→ What you will do: Repeat all of the material exactly as given.

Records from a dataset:
——————————

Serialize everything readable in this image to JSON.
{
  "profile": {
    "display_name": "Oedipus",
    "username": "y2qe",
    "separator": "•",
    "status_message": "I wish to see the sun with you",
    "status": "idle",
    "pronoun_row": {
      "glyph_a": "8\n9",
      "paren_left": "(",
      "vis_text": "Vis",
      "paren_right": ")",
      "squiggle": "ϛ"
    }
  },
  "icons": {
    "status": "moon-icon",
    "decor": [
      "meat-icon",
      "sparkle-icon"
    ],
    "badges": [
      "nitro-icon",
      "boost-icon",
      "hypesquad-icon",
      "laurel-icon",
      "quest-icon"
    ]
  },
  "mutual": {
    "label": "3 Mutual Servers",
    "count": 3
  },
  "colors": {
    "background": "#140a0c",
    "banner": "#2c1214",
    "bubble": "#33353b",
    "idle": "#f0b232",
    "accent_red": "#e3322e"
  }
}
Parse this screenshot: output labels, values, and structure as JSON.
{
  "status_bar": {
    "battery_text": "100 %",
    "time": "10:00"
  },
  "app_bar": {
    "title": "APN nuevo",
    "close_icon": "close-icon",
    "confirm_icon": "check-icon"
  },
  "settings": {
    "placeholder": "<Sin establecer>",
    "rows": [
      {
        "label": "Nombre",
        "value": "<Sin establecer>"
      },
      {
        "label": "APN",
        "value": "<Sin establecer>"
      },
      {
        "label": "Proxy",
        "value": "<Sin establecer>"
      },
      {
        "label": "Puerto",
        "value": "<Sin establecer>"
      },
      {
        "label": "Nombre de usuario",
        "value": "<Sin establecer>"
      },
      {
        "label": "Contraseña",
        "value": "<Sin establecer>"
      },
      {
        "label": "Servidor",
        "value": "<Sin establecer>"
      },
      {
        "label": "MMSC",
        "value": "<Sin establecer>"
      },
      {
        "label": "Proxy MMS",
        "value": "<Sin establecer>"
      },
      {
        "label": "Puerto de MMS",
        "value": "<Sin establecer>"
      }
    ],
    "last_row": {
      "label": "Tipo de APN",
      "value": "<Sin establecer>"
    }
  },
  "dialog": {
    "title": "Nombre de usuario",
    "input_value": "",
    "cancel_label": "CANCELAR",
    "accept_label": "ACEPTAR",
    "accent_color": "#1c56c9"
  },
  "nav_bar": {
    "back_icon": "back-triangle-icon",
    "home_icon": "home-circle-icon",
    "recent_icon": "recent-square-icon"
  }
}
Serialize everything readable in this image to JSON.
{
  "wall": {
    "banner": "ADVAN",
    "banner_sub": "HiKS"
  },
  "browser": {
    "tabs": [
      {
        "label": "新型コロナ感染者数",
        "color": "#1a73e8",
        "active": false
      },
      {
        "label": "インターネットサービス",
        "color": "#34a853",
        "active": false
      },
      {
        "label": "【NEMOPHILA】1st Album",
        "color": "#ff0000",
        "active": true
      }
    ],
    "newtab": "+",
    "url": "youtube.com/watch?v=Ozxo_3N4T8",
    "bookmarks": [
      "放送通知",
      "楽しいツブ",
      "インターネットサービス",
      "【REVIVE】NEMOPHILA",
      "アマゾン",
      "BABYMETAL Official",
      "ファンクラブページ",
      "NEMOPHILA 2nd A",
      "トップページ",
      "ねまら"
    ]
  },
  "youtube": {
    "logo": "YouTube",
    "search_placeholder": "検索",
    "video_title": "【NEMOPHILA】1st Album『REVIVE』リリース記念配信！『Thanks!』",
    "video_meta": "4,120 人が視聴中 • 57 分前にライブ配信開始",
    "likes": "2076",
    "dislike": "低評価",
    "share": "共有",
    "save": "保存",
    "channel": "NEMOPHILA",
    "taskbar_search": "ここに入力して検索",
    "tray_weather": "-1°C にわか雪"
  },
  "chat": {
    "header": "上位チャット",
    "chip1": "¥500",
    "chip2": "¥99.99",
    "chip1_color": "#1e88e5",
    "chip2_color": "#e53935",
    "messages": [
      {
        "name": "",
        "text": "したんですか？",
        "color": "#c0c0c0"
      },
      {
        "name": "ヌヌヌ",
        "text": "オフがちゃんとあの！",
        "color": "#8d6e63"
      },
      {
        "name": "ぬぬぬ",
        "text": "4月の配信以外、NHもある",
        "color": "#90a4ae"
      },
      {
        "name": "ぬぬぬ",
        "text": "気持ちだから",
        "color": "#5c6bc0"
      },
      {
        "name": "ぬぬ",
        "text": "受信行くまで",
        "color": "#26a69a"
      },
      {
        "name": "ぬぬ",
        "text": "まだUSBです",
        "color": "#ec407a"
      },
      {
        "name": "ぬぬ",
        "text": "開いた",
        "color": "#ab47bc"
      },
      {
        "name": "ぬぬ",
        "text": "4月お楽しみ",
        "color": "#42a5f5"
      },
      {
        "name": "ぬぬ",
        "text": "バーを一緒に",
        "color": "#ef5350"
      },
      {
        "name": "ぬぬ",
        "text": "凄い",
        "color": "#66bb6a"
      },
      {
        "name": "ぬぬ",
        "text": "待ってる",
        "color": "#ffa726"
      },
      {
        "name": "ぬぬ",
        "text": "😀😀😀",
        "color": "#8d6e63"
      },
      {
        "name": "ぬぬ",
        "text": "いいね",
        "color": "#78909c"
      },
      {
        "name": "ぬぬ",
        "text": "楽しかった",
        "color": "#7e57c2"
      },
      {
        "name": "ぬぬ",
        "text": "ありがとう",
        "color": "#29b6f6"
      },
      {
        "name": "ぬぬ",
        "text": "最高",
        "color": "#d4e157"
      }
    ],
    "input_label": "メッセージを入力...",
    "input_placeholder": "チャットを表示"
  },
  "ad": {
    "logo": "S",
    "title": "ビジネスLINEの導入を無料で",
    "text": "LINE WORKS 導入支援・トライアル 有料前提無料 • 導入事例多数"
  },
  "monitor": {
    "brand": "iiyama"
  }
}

——————————

→ Result:
Serialize everything readable in this image to JSON.
{
  "profile": {
    "display_name": "Oedipus",
    "username": "y2qe",
    "separator": "•",
    "status_message": "I wish to see the sun with you",
    "status": "idle",
    "pronoun_row": {
      "glyph_a": "8\n9",
      "paren_left": "(",
      "vis_text": "Vis",
      "paren_right": ")",
      "squiggle": "ϛ"
    }
  },
  "icons": {
    "status": "moon-icon",
    "decor": [
      "meat-icon",
      "sparkle-icon"
    ],
    "badges": [
      "nitro-icon",
      "boost-icon",
      "hypesquad-icon",
      "laurel-icon",
      "quest-icon"
    ]
  },
  "mutual": {
    "label": "3 Mutual Servers",
    "count": 3
  },
  "colors": {
    "background": "#140a0c",
    "banner": "#2c1214",
    "bubble": "#33353b",
    "idle": "#f0b232",
    "accent_red": "#e3322e"
  }
}
Parse this screenshot: output labels, values, and structure as JSON.
{
  "status_bar": {
    "battery_text": "100 %",
    "time": "10:00"
  },
  "app_bar": {
    "title": "APN nuevo",
    "close_icon": "close-icon",
    "confirm_icon": "check-icon"
  },
  "settings": {
    "placeholder": "<Sin establecer>",
    "rows": [
      {
        "label": "Nombre",
        "value": "<Sin establecer>"
      },
      {
        "label": "APN",
        "value": "<Sin establecer>"
      },
      {
        "label": "Proxy",
        "value": "<Sin establecer>"
      },
      {
        "label": "Puerto",
        "value": "<Sin establecer>"
      },
      {
        "label": "Nombre de usuario",
        "value": "<Sin establecer>"
      },
      {
        "label": "Contraseña",
        "value": "<Sin establecer>"
      },
      {
        "label": "Servidor",
        "value": "<Sin establecer>"
      },
      {
        "label": "MMSC",
        "value": "<Sin establecer>"
      },
      {
        "label": "Proxy MMS",
        "value": "<Sin establecer>"
      },
      {
        "label": "Puerto de MMS",
        "value": "<Sin establecer>"
      }
    ],
    "last_row": {
      "label": "Tipo de APN",
      "value": "<Sin establecer>"
    }
  },
  "dialog": {
    "title": "Nombre de usuario",
    "input_value": "",
    "cancel_label": "CANCELAR",
    "accept_label": "ACEPTAR",
    "accent_color": "#1c56c9"
  },
  "nav_bar": {
    "back_icon": "back-triangle-icon",
    "home_icon": "home-circle-icon",
    "recent_icon": "recent-square-icon"
  }
}
Serialize everything readable in this image to JSON.
{
  "wall": {
    "banner": "ADVAN",
    "banner_sub": "HiKS"
  },
  "browser": {
    "tabs": [
      {
        "label": "新型コロナ感染者数",
        "color": "#1a73e8",
        "active": false
      },
      {
        "label": "インターネットサービス",
        "color": "#34a853",
        "active": false
      },
      {
        "label": "【NEMOPHILA】1st Album",
        "color": "#ff0000",
        "active": true
      }
    ],
    "newtab": "+",
    "url": "youtube.com/watch?v=Ozxo_3N4T8",
    "bookmarks": [
      "放送通知",
      "楽しいツブ",
      "インターネットサービス",
      "【REVIVE】NEMOPHILA",
      "アマゾン",
      "BABYMETAL Official",
      "ファンクラブページ",
      "NEMOPHILA 2nd A",
      "トップページ",
      "ねまら"
    ]
  },
  "youtube": {
    "logo": "YouTube",
    "search_placeholder": "検索",
    "video_title": "【NEMOPHILA】1st Album『REVIVE』リリース記念配信！『Thanks!』",
    "video_meta": "4,120 人が視聴中 • 57 分前にライブ配信開始",
    "likes": "2076",
    "dislike": "低評価",
    "share": "共有",
    "save": "保存",
    "channel": "NEMOPHILA",
    "taskbar_search": "ここに入力して検索",
    "tray_weather": "-1°C にわか雪"
  },
  "chat": {
    "header": "上位チャット",
    "chip1": "¥500",
    "chip2": "¥99.99",
    "chip1_color": "#1e88e5",
    "chip2_color": "#e53935",
    "messages": [
      {
        "name": "",
        "text": "したんですか？",
        "color": "#c0c0c0"
      },
      {
        "name": "ヌヌヌ",
        "text": "オフがちゃんとあの！",
        "color": "#8d6e63"
      },
      {
        "name": "ぬぬぬ",
        "text": "4月の配信以外、NHもある",
        "color": "#90a4ae"
      },
      {
        "name": "ぬぬぬ",
        "text": "気持ちだから",
        "color": "#5c6bc0"
      },
      {
        "name": "ぬぬ",
        "text": "受信行くまで",
        "color": "#26a69a"
      },
      {
        "name": "ぬぬ",
        "text": "まだUSBです",
        "color": "#ec407a"
      },
      {
        "name": "ぬぬ",
        "text": "開いた",
        "color": "#ab47bc"
      },
      {
        "name": "ぬぬ",
        "text": "4月お楽しみ",
        "color": "#42a5f5"
      },
      {
        "name": "ぬぬ",
        "text": "バーを一緒に",
        "color": "#ef5350"
      },
      {
        "name": "ぬぬ",
        "text": "凄い",
        "color": "#66bb6a"
      },
      {
        "name": "ぬぬ",
        "text": "待ってる",
        "color": "#ffa726"
      },
      {
        "name": "ぬぬ",
        "text": "😀😀😀",
        "color": "#8d6e63"
      },
      {
        "name": "ぬぬ",
        "text": "いいね",
        "color": "#78909c"
      },
      {
        "name": "ぬぬ",
        "text": "楽しかった",
        "color": "#7e57c2"
      },
      {
        "name": "ぬぬ",
        "text": "ありがとう",
        "color": "#29b6f6"
      },
      {
        "name": "ぬぬ",
        "text": "最高",
        "color": "#d4e157"
      }
    ],
    "input_label": "メッセージを入力...",
    "input_placeholder": "チャットを表示"
  },
  "ad": {
    "logo": "S",
    "title": "ビジネスLINEの導入を無料で",
    "text": "LINE WORKS 導入支援・トライアル 有料前提無料 • 導入事例多数"
  },
  "monitor": {
    "brand": "iiyama"
  }
}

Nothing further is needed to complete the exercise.